- [The request] Return each line holding the string "from".

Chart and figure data
────────────────

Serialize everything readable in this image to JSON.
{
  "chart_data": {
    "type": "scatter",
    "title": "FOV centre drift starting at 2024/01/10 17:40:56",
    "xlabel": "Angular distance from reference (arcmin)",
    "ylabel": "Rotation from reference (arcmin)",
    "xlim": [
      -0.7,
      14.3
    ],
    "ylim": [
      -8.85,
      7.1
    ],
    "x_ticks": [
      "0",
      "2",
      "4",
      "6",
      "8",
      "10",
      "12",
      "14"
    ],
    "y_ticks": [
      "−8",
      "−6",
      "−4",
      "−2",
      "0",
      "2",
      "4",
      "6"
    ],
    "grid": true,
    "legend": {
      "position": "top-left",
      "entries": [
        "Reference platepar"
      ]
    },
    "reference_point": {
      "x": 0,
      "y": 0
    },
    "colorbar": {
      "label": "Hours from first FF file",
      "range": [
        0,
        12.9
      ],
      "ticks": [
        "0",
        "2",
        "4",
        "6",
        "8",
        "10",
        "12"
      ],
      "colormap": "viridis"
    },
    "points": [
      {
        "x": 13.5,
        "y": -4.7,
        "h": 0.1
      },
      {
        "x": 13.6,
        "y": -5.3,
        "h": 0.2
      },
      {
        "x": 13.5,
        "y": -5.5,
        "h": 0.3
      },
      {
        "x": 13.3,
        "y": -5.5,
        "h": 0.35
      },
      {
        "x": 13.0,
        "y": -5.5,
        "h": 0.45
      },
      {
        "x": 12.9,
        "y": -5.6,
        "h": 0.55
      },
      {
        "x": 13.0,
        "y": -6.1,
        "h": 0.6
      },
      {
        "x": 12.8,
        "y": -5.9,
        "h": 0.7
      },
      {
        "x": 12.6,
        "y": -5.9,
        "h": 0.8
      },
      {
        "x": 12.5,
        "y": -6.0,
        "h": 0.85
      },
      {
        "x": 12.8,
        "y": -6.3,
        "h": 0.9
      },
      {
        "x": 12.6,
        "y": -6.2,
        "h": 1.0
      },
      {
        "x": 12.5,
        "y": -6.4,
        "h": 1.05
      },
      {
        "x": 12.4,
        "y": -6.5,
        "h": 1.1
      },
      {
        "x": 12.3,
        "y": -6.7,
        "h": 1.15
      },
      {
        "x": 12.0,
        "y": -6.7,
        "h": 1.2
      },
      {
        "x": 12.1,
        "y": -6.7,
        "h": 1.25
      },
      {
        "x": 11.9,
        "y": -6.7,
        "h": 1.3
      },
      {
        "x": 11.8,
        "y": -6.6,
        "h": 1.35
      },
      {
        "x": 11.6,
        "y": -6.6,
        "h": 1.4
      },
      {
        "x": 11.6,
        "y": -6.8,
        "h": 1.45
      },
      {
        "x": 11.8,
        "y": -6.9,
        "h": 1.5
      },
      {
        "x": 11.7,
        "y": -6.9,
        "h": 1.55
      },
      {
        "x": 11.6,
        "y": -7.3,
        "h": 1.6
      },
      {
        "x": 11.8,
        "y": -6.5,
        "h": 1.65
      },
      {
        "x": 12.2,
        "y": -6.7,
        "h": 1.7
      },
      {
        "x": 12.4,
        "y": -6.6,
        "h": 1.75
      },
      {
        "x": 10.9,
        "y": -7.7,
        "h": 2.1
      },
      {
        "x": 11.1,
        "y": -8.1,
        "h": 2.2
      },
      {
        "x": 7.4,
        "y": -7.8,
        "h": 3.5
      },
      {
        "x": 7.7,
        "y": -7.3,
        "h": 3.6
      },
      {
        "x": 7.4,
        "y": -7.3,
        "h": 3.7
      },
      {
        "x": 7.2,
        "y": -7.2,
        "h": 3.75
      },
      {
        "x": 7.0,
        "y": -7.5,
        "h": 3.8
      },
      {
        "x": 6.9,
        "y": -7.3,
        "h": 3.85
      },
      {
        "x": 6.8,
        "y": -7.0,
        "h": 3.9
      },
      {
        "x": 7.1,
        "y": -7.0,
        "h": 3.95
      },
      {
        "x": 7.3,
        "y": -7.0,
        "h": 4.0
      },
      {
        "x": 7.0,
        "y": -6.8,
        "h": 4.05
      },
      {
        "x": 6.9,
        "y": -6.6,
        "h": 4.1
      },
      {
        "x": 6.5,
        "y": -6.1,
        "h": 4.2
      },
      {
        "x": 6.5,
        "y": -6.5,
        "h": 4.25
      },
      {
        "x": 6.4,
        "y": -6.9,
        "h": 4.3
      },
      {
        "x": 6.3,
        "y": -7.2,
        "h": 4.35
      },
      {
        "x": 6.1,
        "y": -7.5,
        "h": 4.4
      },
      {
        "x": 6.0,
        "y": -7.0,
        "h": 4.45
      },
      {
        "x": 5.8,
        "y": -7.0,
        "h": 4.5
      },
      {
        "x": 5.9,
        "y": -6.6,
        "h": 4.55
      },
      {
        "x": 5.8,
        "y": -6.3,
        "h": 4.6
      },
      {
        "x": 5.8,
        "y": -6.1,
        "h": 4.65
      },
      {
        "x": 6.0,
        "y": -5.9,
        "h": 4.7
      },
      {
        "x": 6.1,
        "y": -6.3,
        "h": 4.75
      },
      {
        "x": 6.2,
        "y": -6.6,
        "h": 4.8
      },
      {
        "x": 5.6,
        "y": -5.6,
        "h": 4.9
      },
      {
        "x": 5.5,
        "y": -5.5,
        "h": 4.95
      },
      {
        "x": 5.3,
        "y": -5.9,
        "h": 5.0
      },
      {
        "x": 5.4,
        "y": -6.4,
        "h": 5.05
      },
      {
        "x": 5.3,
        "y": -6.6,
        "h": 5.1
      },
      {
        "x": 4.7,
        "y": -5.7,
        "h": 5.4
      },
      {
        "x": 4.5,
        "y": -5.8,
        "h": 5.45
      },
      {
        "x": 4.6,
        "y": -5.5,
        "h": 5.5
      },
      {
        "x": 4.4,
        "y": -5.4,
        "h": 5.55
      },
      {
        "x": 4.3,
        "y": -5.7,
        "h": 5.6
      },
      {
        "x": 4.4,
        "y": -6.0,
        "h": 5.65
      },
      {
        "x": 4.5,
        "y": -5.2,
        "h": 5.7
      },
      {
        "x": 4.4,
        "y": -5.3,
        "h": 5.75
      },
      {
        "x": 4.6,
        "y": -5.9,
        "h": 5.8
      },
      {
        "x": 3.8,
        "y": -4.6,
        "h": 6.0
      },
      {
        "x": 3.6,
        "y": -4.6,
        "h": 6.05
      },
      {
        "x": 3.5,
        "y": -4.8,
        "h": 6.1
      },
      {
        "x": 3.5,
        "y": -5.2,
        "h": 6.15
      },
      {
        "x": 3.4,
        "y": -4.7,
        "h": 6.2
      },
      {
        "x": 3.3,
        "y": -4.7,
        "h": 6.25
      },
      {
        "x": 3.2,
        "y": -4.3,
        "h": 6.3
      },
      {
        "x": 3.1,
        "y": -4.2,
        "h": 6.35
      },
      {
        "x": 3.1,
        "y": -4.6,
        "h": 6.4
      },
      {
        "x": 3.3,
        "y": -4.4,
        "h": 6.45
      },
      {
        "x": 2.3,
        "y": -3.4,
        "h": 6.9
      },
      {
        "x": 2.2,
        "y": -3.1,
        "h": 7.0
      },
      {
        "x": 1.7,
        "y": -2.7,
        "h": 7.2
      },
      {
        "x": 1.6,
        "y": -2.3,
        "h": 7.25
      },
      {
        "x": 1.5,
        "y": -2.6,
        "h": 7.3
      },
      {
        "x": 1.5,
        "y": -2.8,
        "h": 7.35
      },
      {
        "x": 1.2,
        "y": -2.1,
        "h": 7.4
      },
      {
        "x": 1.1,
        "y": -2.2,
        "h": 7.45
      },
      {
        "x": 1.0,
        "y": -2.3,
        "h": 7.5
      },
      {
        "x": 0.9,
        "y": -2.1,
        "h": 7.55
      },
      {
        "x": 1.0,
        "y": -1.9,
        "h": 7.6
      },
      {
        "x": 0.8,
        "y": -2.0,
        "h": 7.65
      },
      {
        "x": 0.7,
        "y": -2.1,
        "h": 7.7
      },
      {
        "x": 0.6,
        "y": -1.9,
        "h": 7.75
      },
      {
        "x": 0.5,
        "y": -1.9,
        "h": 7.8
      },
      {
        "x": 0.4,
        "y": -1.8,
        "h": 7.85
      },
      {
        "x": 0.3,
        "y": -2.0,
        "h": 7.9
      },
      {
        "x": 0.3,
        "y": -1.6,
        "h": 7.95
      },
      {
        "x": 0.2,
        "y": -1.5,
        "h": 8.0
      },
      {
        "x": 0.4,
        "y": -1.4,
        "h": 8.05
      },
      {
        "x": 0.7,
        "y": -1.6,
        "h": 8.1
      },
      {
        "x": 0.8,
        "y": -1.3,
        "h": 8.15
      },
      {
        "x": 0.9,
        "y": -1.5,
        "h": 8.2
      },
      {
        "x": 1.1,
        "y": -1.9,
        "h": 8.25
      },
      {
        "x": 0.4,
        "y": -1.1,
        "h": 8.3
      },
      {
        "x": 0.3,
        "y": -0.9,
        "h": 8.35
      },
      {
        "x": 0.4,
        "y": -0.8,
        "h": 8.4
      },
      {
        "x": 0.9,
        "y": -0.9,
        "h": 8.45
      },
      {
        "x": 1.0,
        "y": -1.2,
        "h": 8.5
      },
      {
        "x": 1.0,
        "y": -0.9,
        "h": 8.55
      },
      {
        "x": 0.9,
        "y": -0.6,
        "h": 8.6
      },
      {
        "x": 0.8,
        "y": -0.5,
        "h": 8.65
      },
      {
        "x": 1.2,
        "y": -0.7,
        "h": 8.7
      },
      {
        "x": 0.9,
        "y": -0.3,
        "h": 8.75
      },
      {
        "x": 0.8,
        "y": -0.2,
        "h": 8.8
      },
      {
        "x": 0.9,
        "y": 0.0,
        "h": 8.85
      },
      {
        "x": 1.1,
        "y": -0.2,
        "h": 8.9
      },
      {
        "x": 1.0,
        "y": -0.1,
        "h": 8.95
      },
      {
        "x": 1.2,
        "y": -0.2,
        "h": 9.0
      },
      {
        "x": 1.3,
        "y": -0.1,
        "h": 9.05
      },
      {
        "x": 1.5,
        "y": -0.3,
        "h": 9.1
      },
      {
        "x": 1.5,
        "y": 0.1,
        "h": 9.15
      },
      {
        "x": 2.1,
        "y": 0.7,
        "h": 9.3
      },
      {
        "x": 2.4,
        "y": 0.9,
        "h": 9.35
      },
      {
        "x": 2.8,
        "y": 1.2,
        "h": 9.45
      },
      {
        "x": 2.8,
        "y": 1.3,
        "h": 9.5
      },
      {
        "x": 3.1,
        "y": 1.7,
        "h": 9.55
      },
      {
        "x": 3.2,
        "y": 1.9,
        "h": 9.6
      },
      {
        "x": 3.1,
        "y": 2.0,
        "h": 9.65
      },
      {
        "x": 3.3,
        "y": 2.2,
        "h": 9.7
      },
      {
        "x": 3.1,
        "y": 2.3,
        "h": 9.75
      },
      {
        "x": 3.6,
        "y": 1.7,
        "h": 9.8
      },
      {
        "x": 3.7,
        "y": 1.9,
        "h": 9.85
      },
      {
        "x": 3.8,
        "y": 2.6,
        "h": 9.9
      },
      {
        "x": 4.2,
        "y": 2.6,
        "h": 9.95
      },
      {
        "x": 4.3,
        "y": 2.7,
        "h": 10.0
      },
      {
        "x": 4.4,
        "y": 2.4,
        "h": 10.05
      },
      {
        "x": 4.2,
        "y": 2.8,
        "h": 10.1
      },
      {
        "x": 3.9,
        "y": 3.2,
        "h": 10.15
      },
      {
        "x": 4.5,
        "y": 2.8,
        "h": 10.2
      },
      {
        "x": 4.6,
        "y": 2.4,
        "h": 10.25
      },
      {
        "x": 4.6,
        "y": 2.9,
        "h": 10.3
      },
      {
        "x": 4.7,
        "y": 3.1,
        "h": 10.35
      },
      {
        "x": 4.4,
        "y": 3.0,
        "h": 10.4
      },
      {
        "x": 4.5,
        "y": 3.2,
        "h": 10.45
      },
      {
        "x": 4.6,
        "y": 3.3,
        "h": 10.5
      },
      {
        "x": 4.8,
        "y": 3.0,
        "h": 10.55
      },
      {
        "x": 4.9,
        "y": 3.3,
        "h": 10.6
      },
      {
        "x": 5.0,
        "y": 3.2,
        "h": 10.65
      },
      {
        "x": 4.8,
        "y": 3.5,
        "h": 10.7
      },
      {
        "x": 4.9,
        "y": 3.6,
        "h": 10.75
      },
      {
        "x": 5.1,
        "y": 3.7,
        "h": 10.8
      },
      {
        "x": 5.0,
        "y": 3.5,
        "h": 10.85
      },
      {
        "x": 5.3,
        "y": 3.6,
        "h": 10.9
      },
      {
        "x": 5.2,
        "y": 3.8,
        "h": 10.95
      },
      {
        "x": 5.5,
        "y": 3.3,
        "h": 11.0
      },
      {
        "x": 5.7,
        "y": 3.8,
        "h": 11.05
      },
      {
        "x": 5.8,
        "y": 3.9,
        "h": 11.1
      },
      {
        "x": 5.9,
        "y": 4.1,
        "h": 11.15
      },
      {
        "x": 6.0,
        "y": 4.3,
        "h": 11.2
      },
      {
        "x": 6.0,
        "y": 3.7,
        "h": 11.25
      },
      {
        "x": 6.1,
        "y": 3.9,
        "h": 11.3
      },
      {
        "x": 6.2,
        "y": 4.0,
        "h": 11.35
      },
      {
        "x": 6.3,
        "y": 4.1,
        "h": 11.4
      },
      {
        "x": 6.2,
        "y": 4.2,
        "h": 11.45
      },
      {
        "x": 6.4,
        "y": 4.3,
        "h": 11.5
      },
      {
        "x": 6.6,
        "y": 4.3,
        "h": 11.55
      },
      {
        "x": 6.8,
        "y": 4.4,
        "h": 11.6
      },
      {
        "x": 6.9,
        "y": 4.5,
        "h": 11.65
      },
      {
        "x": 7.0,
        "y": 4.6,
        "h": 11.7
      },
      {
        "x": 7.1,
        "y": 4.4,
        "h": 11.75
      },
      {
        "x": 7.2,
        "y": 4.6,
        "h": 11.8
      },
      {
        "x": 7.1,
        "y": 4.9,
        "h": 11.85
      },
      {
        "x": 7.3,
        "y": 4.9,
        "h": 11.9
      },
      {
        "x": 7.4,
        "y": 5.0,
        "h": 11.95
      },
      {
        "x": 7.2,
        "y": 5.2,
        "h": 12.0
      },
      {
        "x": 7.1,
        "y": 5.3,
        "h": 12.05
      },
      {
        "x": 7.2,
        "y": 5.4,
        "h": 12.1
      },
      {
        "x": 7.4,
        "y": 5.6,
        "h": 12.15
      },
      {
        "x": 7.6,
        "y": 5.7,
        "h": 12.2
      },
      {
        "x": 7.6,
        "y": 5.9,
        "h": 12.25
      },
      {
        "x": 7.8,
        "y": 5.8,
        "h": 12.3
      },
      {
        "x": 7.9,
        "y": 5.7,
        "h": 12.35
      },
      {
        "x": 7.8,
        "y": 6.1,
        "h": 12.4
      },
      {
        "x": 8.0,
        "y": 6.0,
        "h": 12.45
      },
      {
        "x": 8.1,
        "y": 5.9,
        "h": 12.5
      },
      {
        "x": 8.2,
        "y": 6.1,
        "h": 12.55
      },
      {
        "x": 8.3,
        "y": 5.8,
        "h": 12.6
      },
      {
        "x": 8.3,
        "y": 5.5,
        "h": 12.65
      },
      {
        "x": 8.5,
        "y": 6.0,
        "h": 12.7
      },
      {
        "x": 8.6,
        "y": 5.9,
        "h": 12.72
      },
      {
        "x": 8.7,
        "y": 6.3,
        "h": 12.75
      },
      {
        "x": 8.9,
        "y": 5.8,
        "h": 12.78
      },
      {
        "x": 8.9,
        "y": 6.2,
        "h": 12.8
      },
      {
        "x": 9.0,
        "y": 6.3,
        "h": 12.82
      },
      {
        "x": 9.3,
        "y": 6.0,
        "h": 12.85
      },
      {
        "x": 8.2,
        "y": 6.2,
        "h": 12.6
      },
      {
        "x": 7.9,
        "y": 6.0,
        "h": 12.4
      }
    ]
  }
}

────────────────

- [Answer for this exercise]
    "xlabel": "Angular distance from reference (arcmin)",
    "ylabel": "Rotation from reference (arcmin)",
      "label": "Hours from first FF file",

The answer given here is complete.